Records for the task:
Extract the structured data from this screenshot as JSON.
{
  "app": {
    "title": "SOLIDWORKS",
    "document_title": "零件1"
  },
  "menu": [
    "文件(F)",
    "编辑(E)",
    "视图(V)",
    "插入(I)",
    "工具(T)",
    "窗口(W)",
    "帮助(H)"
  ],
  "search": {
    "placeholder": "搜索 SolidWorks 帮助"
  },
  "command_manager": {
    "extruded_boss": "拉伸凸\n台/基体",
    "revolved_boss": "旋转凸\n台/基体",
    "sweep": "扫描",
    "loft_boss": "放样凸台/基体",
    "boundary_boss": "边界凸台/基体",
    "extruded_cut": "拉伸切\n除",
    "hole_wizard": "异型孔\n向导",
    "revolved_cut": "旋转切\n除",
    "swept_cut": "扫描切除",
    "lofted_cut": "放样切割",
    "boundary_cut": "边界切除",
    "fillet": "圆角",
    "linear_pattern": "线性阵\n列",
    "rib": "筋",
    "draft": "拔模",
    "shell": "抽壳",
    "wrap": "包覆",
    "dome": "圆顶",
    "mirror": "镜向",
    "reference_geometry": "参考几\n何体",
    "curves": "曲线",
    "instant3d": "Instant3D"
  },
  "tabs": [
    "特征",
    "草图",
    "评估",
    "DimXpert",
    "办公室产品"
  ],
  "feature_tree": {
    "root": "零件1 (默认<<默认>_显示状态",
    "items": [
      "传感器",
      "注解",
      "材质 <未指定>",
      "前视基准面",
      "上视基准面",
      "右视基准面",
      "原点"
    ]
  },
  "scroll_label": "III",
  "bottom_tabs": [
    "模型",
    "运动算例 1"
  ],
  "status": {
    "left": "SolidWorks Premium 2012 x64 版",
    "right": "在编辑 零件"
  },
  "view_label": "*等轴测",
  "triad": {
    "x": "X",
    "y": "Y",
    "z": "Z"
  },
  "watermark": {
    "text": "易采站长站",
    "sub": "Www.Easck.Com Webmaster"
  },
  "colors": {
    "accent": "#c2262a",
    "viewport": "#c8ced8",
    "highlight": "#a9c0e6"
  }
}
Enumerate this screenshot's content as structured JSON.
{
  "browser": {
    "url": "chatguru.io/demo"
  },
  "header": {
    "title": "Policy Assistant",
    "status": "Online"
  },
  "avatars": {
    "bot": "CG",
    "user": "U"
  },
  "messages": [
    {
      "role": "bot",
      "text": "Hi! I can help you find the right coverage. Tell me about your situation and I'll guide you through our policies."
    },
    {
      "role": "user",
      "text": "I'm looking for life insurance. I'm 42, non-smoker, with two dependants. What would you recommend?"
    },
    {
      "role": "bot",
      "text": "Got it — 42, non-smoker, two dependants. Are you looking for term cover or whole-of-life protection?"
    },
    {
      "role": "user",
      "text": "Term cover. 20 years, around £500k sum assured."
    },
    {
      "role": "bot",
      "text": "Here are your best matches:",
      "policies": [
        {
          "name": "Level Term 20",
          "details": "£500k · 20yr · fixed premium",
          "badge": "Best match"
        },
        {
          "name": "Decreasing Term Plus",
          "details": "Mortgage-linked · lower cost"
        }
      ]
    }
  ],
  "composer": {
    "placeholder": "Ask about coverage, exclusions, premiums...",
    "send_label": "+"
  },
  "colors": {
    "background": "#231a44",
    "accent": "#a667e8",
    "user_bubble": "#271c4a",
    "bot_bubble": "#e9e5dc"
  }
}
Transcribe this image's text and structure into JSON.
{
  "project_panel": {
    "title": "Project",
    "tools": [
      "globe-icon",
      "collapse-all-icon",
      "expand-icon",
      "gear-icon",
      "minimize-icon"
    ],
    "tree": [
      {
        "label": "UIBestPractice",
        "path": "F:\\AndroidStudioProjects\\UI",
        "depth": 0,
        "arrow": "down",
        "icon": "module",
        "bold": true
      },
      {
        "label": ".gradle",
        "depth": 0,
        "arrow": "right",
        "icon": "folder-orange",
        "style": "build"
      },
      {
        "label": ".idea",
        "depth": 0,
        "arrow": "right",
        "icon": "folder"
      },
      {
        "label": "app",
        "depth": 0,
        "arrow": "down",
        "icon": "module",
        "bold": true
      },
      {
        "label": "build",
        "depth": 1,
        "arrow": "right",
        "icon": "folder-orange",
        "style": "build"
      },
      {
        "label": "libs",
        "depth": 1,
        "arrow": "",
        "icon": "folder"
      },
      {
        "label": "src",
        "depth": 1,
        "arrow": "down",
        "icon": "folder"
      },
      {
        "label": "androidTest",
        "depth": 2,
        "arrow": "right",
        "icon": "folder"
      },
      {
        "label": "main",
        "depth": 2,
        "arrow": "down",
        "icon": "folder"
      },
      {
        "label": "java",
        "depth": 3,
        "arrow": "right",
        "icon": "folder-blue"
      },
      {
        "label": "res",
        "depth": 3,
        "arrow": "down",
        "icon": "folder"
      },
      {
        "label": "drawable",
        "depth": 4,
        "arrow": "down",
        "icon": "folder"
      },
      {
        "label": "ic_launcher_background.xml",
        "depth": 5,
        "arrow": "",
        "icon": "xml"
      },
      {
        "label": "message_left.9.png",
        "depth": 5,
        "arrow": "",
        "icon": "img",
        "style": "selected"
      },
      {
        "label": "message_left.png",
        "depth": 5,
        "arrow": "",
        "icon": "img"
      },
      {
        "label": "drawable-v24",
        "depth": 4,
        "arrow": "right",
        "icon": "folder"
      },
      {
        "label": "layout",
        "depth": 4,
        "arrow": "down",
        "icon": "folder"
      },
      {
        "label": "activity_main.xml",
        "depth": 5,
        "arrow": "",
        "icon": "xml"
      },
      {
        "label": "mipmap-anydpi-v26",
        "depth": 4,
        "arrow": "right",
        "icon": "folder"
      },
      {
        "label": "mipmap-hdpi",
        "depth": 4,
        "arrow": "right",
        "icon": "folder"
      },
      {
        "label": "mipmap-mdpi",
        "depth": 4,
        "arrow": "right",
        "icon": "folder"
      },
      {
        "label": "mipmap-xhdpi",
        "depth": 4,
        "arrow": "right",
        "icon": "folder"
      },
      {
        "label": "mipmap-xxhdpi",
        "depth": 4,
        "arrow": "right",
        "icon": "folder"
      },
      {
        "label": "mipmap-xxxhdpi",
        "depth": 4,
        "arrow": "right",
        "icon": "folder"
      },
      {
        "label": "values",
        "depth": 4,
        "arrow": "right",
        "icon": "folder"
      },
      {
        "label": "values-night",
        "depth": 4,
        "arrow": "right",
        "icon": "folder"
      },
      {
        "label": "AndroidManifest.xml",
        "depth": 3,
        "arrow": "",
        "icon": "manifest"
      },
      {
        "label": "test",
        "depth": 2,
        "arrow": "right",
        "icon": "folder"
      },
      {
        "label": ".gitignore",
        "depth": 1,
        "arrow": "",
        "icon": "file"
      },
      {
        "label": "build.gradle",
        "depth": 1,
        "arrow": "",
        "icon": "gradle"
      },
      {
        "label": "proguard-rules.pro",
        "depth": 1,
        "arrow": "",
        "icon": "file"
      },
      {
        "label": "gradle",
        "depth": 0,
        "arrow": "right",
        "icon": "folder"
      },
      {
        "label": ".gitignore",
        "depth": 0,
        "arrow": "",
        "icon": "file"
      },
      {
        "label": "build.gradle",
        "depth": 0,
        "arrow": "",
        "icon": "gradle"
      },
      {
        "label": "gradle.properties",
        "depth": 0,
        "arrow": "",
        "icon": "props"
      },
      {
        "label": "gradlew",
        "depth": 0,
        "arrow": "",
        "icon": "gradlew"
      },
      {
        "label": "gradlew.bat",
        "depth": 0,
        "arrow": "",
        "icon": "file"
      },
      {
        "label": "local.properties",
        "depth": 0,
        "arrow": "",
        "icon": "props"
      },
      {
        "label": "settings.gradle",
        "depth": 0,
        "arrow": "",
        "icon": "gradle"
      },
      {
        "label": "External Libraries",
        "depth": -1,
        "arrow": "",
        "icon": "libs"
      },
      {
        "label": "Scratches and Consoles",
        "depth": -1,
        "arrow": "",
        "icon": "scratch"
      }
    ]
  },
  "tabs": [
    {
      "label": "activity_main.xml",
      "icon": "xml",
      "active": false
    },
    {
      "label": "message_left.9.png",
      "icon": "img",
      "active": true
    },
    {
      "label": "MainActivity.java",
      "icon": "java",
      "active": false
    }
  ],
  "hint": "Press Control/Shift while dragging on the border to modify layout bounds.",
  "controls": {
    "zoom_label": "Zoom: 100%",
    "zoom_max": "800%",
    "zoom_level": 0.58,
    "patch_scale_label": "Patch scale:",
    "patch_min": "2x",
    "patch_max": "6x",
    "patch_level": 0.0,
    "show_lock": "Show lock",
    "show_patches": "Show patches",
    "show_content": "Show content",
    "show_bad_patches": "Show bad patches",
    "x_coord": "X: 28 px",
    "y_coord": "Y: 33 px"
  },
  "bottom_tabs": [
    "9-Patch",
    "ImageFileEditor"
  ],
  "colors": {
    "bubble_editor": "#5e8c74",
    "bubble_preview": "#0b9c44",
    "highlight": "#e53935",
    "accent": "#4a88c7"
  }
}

Given instruction: Count every line in the entries above where the word "content" appears; respond with the number alone.

Answer: 2